_Set exercise_.
Write the entries below out again exactly; any picture in them stays out.

_Records to use_.
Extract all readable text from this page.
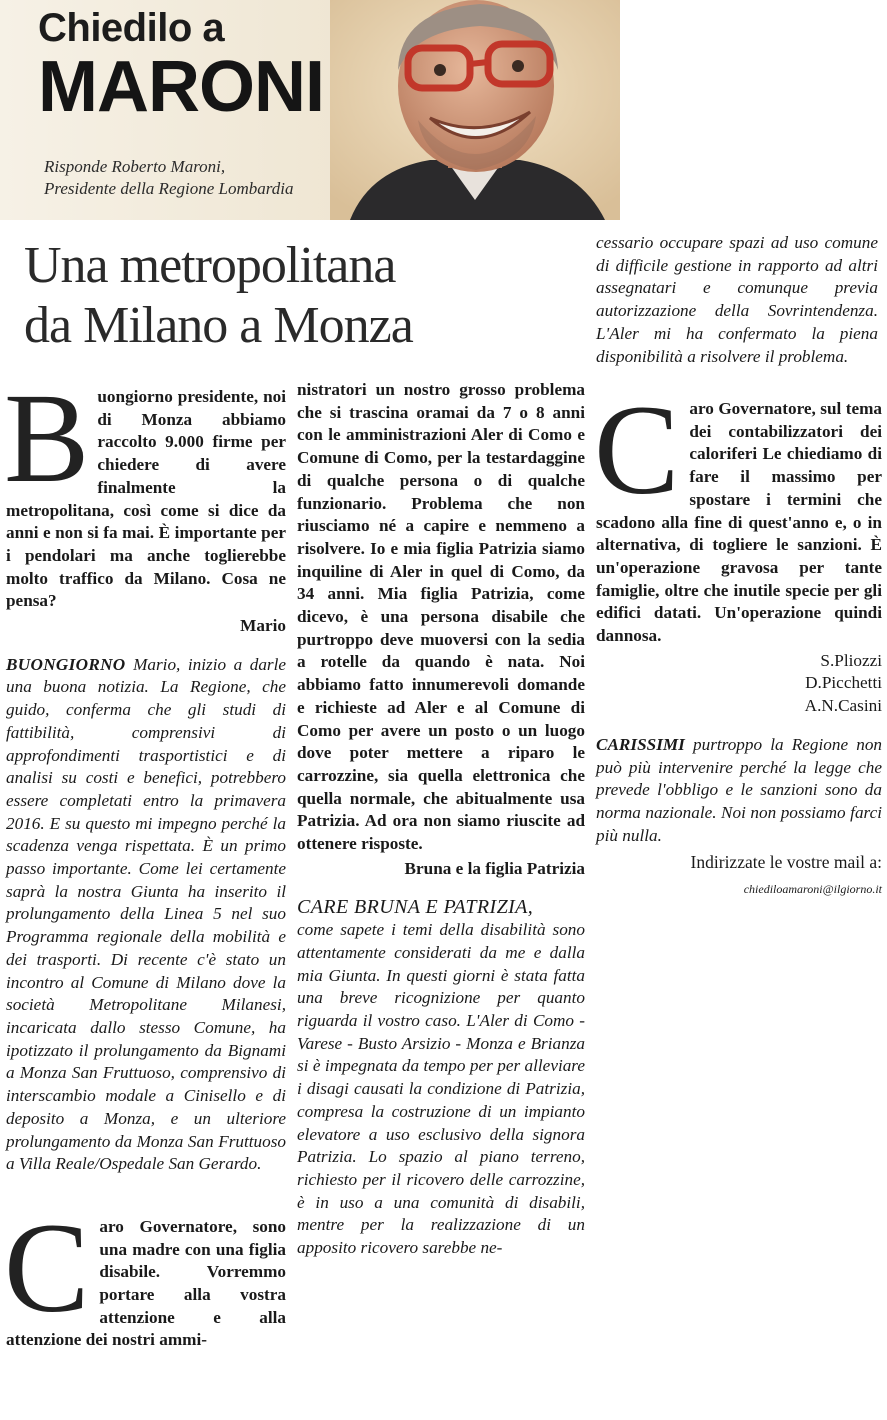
Chiedilo a
MARONI
Risponde Roberto Maroni,
Presidente della Regione Lombardia
Una metropolitana
da Milano a Monza

cessario occupare spazi ad uso comune di difficile gestione in rapporto ad altri assegnatari e comunque previa autorizzazione della Sovrintendenza. L'Aler mi ha confermato la piena disponibilità a risolvere il problema.

B uongiorno presidente, noi di Monza abbiamo raccolto 9.000 firme per chiedere di avere finalmente la metropolitana, così come si dice da anni e non si fa mai. È importante per i pendolari ma anche toglierebbe molto traffico da Milano. Cosa ne pensa?
Mario
BUONGIORNO Mario, inizio a darle una buona notizia. La Regione, che guido, conferma che gli studi di fattibilità, comprensivi di approfondimenti trasportistici e di analisi su costi e benefici, potrebbero essere completati entro la primavera 2016. E su questo mi impegno perché la scadenza venga rispettata. È un primo passo importante. Come lei certamente saprà la nostra Giunta ha inserito il prolungamento della Linea 5 nel suo Programma regionale della mobilità e dei trasporti. Di recente c'è stato un incontro al Comune di Milano dove la società Metropolitane Milanesi, incaricata dallo stesso Comune, ha ipotizzato il prolungamento da Bignami a Monza San Fruttuoso, comprensivo di interscambio modale a Cinisello e di deposito a Monza, e un ulteriore prolungamento da Monza San Fruttuoso a Villa Reale/Ospedale San Gerardo.
C aro Governatore, sono una madre con una figlia disabile. Vorremmo portare alla vostra attenzione e alla attenzione dei nostri ammi-

nistratori un nostro grosso problema che si trascina oramai da 7 o 8 anni con le amministrazioni Aler di Como e Comune di Como, per la testardaggine di qualche persona o di qualche funzionario. Problema che non riusciamo né a capire e nemmeno a risolvere. Io e mia figlia Patrizia siamo inquiline di Aler in quel di Como, da 34 anni. Mia figlia Patrizia, come dicevo, è una persona disabile che purtroppo deve muoversi con la sedia a rotelle da quando è nata. Noi abbiamo fatto innumerevoli domande e richieste ad Aler e al Comune di Como per avere un posto o un luogo dove poter mettere a riparo le carrozzine, sia quella elettronica che quella normale, che abitualmente usa Patrizia. Ad ora non siamo riuscite ad ottenere risposte.

Bruna e la figlia Patrizia
CARE BRUNA E PATRIZIA,
come sapete i temi della disabilità sono attentamente considerati da me e dalla mia Giunta. In questi giorni è stata fatta una breve ricognizione per quanto riguarda il vostro caso. L'Aler di Como - Varese - Busto Arsizio - Monza e Brianza si è impegnata da tempo per per alleviare i disagi causati la condizione di Patrizia, compresa la costruzione di un impianto elevatore a uso esclusivo della signora Patrizia. Lo spazio al piano terreno, richiesto per il ricovero delle carrozzine, è in uso a una comunità di disabili, mentre per la realizzazione di un apposito ricovero sarebbe ne-
C aro Governatore, sul tema dei contabilizzatori dei caloriferi Le chiediamo di fare il massimo per spostare i termini che scadono alla fine di quest'anno e, o in alternativa, di togliere le sanzioni. È un'operazione gravosa per tante famiglie, oltre che inutile specie per gli edifici datati. Un'operazione quindi dannosa.
S.Pliozzi
D.Picchetti
A.N.Casini
CARISSIMI purtroppo la Regione non può più intervenire perché la legge che prevede l'obbligo e le sanzioni sono da norma nazionale. Noi non possiamo farci più nulla.
Indirizzate le vostre mail a:
chiediloamaroni@ilgiorno.it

_Exercise result_.
Extract all readable text from this page.
Chiedilo a
MARONI
Risponde Roberto Maroni,
Presidente della Regione Lombardia
Una metropolitana
da Milano a Monza

cessario occupare spazi ad uso comune di difficile gestione in rapporto ad altri assegnatari e comunque previa autorizzazione della Sovrintendenza. L'Aler mi ha confermato la piena disponibilità a risolvere il problema.

B uongiorno presidente, noi di Monza abbiamo raccolto 9.000 firme per chiedere di avere finalmente la metropolitana, così come si dice da anni e non si fa mai. È importante per i pendolari ma anche toglierebbe molto traffico da Milano. Cosa ne pensa?
Mario
BUONGIORNO Mario, inizio a darle una buona notizia. La Regione, che guido, conferma che gli studi di fattibilità, comprensivi di approfondimenti trasportistici e di analisi su costi e benefici, potrebbero essere completati entro la primavera 2016. E su questo mi impegno perché la scadenza venga rispettata. È un primo passo importante. Come lei certamente saprà la nostra Giunta ha inserito il prolungamento della Linea 5 nel suo Programma regionale della mobilità e dei trasporti. Di recente c'è stato un incontro al Comune di Milano dove la società Metropolitane Milanesi, incaricata dallo stesso Comune, ha ipotizzato il prolungamento da Bignami a Monza San Fruttuoso, comprensivo di interscambio modale a Cinisello e di deposito a Monza, e un ulteriore prolungamento da Monza San Fruttuoso a Villa Reale/Ospedale San Gerardo.
C aro Governatore, sono una madre con una figlia disabile. Vorremmo portare alla vostra attenzione e alla attenzione dei nostri ammi-

nistratori un nostro grosso problema che si trascina oramai da 7 o 8 anni con le amministrazioni Aler di Como e Comune di Como, per la testardaggine di qualche persona o di qualche funzionario. Problema che non riusciamo né a capire e nemmeno a risolvere. Io e mia figlia Patrizia siamo inquiline di Aler in quel di Como, da 34 anni. Mia figlia Patrizia, come dicevo, è una persona disabile che purtroppo deve muoversi con la sedia a rotelle da quando è nata. Noi abbiamo fatto innumerevoli domande e richieste ad Aler e al Comune di Como per avere un posto o un luogo dove poter mettere a riparo le carrozzine, sia quella elettronica che quella normale, che abitualmente usa Patrizia. Ad ora non siamo riuscite ad ottenere risposte.

Bruna e la figlia Patrizia
CARE BRUNA E PATRIZIA,
come sapete i temi della disabilità sono attentamente considerati da me e dalla mia Giunta. In questi giorni è stata fatta una breve ricognizione per quanto riguarda il vostro caso. L'Aler di Como - Varese - Busto Arsizio - Monza e Brianza si è impegnata da tempo per per alleviare i disagi causati la condizione di Patrizia, compresa la costruzione di un impianto elevatore a uso esclusivo della signora Patrizia. Lo spazio al piano terreno, richiesto per il ricovero delle carrozzine, è in uso a una comunità di disabili, mentre per la realizzazione di un apposito ricovero sarebbe ne-
C aro Governatore, sul tema dei contabilizzatori dei caloriferi Le chiediamo di fare il massimo per spostare i termini che scadono alla fine di quest'anno e, o in alternativa, di togliere le sanzioni. È un'operazione gravosa per tante famiglie, oltre che inutile specie per gli edifici datati. Un'operazione quindi dannosa.
S.Pliozzi
D.Picchetti
A.N.Casini
CARISSIMI purtroppo la Regione non può più intervenire perché la legge che prevede l'obbligo e le sanzioni sono da norma nazionale. Noi non possiamo farci più nulla.
Indirizzate le vostre mail a:
chiediloamaroni@ilgiorno.it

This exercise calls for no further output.